WORK TO DO:
Check each line of the records below for the word "Zubieta" and copy those where it appears.

Stored data
════════════════════

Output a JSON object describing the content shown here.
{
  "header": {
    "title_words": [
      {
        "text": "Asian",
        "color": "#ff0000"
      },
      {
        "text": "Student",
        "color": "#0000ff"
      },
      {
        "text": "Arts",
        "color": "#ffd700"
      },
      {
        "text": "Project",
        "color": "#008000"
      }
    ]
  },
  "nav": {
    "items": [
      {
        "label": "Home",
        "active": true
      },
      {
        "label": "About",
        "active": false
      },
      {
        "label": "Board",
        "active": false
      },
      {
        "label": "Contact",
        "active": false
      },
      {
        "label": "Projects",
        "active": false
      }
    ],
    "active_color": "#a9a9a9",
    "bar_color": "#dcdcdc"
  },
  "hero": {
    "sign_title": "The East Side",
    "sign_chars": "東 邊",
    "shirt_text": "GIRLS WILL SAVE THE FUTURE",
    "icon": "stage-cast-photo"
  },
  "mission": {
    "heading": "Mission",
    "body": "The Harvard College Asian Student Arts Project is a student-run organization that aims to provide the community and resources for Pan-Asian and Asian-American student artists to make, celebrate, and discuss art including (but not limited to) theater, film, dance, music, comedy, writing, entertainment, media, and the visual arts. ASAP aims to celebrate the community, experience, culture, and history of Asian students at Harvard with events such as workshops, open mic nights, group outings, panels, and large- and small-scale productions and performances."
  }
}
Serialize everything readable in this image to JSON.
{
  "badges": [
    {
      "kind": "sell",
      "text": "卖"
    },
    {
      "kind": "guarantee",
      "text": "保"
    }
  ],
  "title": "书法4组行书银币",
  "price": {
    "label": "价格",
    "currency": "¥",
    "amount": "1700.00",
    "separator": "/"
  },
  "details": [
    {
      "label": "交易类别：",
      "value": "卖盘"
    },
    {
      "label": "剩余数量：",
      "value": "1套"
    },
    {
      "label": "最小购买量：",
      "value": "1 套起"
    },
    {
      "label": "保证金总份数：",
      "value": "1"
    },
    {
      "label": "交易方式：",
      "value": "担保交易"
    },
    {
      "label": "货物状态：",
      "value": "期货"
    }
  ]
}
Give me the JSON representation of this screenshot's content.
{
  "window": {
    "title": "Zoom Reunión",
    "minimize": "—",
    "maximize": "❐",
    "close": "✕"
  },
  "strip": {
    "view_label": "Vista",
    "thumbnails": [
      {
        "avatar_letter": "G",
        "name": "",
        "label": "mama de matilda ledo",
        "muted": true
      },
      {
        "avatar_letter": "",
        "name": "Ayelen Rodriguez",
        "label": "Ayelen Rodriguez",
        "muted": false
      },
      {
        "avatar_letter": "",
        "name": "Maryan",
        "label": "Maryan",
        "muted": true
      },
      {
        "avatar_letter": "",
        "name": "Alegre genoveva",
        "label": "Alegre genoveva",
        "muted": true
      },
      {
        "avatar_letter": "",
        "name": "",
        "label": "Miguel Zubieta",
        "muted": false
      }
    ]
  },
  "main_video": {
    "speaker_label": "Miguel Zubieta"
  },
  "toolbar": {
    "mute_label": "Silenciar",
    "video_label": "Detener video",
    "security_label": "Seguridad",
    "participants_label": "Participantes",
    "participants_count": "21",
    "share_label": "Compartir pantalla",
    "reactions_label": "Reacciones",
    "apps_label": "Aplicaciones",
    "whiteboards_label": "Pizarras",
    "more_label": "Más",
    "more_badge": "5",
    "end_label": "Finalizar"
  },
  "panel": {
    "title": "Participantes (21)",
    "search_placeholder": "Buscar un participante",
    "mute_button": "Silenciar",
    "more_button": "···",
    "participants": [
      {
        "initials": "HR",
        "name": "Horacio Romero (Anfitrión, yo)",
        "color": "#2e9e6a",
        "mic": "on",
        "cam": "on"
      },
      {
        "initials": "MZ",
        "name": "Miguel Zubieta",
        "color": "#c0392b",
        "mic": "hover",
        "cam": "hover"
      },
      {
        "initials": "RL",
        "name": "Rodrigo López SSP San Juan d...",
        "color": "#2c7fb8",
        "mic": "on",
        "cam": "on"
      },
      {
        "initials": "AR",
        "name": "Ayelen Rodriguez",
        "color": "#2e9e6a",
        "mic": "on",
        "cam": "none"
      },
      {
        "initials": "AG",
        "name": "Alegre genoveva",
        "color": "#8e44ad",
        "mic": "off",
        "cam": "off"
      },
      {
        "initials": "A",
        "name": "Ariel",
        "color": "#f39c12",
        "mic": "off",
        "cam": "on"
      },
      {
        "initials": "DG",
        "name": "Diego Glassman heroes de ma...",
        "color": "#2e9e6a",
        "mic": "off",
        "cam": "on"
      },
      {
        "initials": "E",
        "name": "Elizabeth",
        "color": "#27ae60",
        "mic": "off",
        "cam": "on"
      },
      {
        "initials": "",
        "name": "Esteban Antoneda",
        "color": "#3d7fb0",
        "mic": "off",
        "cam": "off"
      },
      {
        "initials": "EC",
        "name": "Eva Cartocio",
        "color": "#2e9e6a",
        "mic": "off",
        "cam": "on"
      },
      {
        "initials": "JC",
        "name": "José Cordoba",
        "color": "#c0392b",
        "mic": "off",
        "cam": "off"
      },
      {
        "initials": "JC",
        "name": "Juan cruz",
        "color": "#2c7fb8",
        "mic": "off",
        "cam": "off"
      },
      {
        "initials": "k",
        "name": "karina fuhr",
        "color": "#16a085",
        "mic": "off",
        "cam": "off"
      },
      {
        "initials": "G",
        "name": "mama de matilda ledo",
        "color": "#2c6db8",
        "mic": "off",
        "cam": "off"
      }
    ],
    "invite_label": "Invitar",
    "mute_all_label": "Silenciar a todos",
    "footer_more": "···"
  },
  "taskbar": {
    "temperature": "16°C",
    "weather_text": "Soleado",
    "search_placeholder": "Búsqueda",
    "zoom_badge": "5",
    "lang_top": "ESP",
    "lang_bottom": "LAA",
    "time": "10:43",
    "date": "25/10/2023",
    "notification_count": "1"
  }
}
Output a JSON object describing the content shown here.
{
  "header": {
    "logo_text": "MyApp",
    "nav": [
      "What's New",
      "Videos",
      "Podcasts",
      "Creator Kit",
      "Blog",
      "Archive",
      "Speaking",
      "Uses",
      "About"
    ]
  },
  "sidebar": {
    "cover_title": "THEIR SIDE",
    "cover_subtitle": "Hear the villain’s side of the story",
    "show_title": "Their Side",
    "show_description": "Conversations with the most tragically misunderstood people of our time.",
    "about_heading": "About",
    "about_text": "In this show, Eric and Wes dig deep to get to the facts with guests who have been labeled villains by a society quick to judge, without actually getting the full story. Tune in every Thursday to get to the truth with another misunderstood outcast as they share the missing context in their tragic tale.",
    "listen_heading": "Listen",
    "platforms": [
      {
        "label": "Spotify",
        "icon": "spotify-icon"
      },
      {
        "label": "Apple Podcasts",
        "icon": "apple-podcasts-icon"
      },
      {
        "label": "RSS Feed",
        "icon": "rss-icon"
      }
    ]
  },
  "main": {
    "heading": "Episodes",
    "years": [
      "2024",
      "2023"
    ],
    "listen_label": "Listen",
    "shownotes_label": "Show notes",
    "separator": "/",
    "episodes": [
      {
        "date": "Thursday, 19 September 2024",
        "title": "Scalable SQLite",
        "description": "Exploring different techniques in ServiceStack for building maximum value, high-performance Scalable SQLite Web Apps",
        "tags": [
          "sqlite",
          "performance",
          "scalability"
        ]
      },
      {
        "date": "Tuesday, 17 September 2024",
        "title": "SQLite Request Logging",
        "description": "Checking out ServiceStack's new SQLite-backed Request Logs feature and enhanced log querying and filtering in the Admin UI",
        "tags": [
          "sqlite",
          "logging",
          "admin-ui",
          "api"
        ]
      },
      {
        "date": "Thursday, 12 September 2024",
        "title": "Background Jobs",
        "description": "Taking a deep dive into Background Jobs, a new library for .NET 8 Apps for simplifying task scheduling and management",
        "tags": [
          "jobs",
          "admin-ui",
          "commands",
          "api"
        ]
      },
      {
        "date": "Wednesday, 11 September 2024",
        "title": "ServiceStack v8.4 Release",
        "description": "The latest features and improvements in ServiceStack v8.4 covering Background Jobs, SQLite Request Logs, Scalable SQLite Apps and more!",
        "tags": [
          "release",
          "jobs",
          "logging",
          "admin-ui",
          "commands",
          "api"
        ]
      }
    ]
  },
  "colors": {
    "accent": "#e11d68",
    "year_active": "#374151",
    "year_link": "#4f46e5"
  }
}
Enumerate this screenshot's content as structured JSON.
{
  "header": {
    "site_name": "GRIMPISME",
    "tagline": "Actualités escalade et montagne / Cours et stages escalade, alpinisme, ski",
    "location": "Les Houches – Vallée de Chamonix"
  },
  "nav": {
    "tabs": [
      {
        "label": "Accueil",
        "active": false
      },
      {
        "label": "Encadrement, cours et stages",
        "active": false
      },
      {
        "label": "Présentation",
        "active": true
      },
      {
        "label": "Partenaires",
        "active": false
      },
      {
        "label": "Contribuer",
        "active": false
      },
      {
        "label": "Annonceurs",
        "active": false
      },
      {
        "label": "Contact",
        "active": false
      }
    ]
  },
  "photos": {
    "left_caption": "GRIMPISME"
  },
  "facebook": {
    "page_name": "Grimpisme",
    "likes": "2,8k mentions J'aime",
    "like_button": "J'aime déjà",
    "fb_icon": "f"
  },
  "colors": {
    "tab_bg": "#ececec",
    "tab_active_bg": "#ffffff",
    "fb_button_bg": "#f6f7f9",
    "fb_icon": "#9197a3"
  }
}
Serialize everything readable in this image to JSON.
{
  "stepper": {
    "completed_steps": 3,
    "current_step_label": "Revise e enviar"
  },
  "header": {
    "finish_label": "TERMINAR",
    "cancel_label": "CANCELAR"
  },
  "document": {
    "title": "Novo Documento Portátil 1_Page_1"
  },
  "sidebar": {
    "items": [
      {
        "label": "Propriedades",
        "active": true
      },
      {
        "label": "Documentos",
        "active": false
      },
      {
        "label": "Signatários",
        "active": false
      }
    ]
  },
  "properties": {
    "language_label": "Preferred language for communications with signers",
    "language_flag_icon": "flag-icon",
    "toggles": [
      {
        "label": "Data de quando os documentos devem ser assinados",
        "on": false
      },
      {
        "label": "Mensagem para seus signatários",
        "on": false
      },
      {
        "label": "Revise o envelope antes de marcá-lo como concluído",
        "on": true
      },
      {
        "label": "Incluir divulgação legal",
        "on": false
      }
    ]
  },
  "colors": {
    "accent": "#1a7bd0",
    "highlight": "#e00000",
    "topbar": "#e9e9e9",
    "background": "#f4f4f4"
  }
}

════════════════════

EXPECTED OUTPUT:
        "label": "Miguel Zubieta",
    "speaker_label": "Miguel Zubieta"
        "name": "Miguel Zubieta",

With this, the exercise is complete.